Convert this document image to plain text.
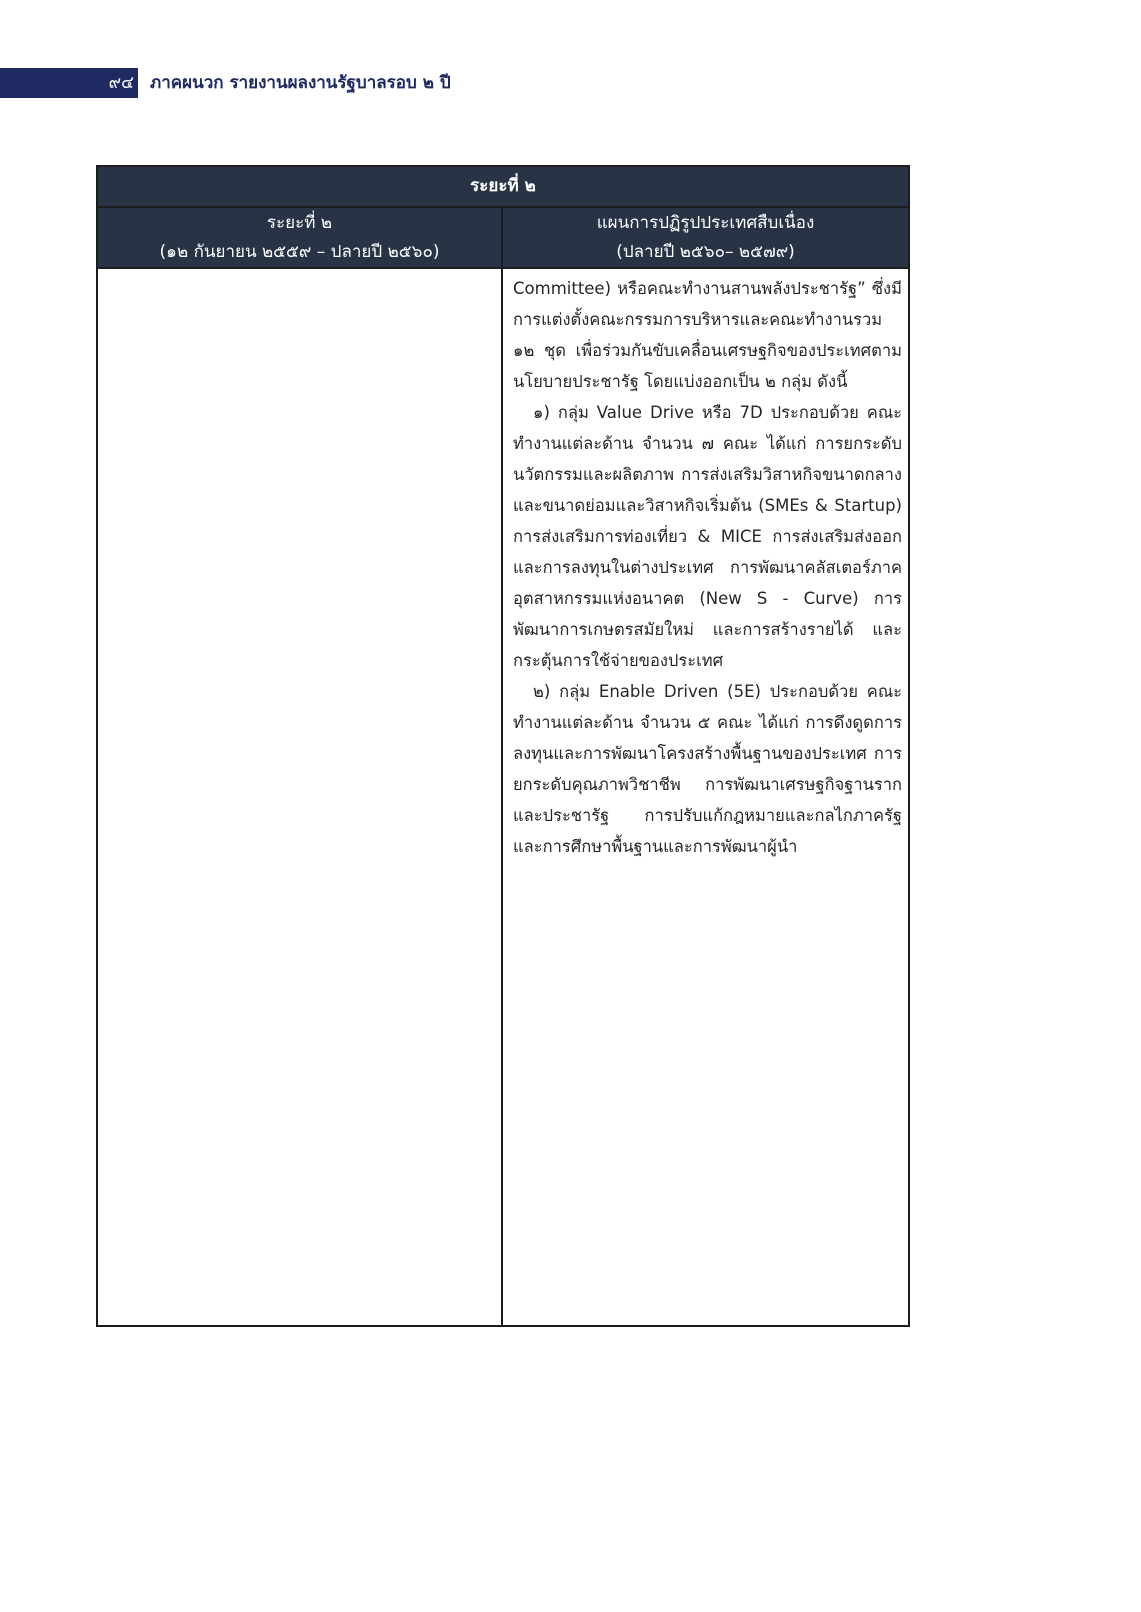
๙๔ ภาคผนวก รายงานผลงานรัฐบาลรอบ ๒ ปี
ระยะที่ ๒
ระยะที่ ๒
(๑๒ กันยายน ๒๕๕๙ – ปลายปี ๒๕๖๐)
แผนการปฏิรูปประเทศสืบเนื่อง
(ปลายปี ๒๕๖๐– ๒๕๗๙)

Committee) หรือคณะทำงานสานพลังประชารัฐ” ซึ่งมีการแต่งตั้งคณะกรรมการบริหารและคณะทำงานรวม ๑๒ ชุด เพื่อร่วมกันขับเคลื่อนเศรษฐกิจของประเทศตามนโยบายประชารัฐ โดยแบ่งออกเป็น ๒ กลุ่ม ดังนี้

๑) กลุ่ม Value Drive หรือ 7D ประกอบด้วย คณะทำงานแต่ละด้าน จำนวน ๗ คณะ ได้แก่ การยกระดับนวัตกรรมและผลิตภาพ การส่งเสริมวิสาหกิจขนาดกลางและขนาดย่อมและวิสาหกิจเริ่มต้น (SMEs & Startup) การส่งเสริมการท่องเที่ยว & MICE การส่งเสริมส่งออกและการลงทุนในต่างประเทศ การพัฒนาคลัสเตอร์ภาคอุตสาหกรรมแห่งอนาคต (New S - Curve) การพัฒนาการเกษตรสมัยใหม่ และการสร้างรายได้ และกระตุ้นการใช้จ่ายของประเทศ

๒) กลุ่ม Enable Driven (5E) ประกอบด้วย คณะทำงานแต่ละด้าน จำนวน ๕ คณะ ได้แก่ การดึงดูดการลงทุนและการพัฒนาโครงสร้างพื้นฐานของประเทศ การยกระดับคุณภาพวิชาชีพ การพัฒนาเศรษฐกิจฐานรากและประชารัฐ การปรับแก้กฎหมายและกลไกภาครัฐ และการศึกษาพื้นฐานและการพัฒนาผู้นำ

**Exercise goal:** Every entry should be returned exactly as written, minus the pictures.

**Expected answer:**
Convert this document image to plain text.
๙๔ ภาคผนวก รายงานผลงานรัฐบาลรอบ ๒ ปี
ระยะที่ ๒
ระยะที่ ๒
(๑๒ กันยายน ๒๕๕๙ – ปลายปี ๒๕๖๐)
แผนการปฏิรูปประเทศสืบเนื่อง
(ปลายปี ๒๕๖๐– ๒๕๗๙)

Committee) หรือคณะทำงานสานพลังประชารัฐ” ซึ่งมีการแต่งตั้งคณะกรรมการบริหารและคณะทำงานรวม ๑๒ ชุด เพื่อร่วมกันขับเคลื่อนเศรษฐกิจของประเทศตามนโยบายประชารัฐ โดยแบ่งออกเป็น ๒ กลุ่ม ดังนี้

๑) กลุ่ม Value Drive หรือ 7D ประกอบด้วย คณะทำงานแต่ละด้าน จำนวน ๗ คณะ ได้แก่ การยกระดับนวัตกรรมและผลิตภาพ การส่งเสริมวิสาหกิจขนาดกลางและขนาดย่อมและวิสาหกิจเริ่มต้น (SMEs & Startup) การส่งเสริมการท่องเที่ยว & MICE การส่งเสริมส่งออกและการลงทุนในต่างประเทศ การพัฒนาคลัสเตอร์ภาคอุตสาหกรรมแห่งอนาคต (New S - Curve) การพัฒนาการเกษตรสมัยใหม่ และการสร้างรายได้ และกระตุ้นการใช้จ่ายของประเทศ

๒) กลุ่ม Enable Driven (5E) ประกอบด้วย คณะทำงานแต่ละด้าน จำนวน ๕ คณะ ได้แก่ การดึงดูดการลงทุนและการพัฒนาโครงสร้างพื้นฐานของประเทศ การยกระดับคุณภาพวิชาชีพ การพัฒนาเศรษฐกิจฐานรากและประชารัฐ การปรับแก้กฎหมายและกลไกภาครัฐ และการศึกษาพื้นฐานและการพัฒนาผู้นำ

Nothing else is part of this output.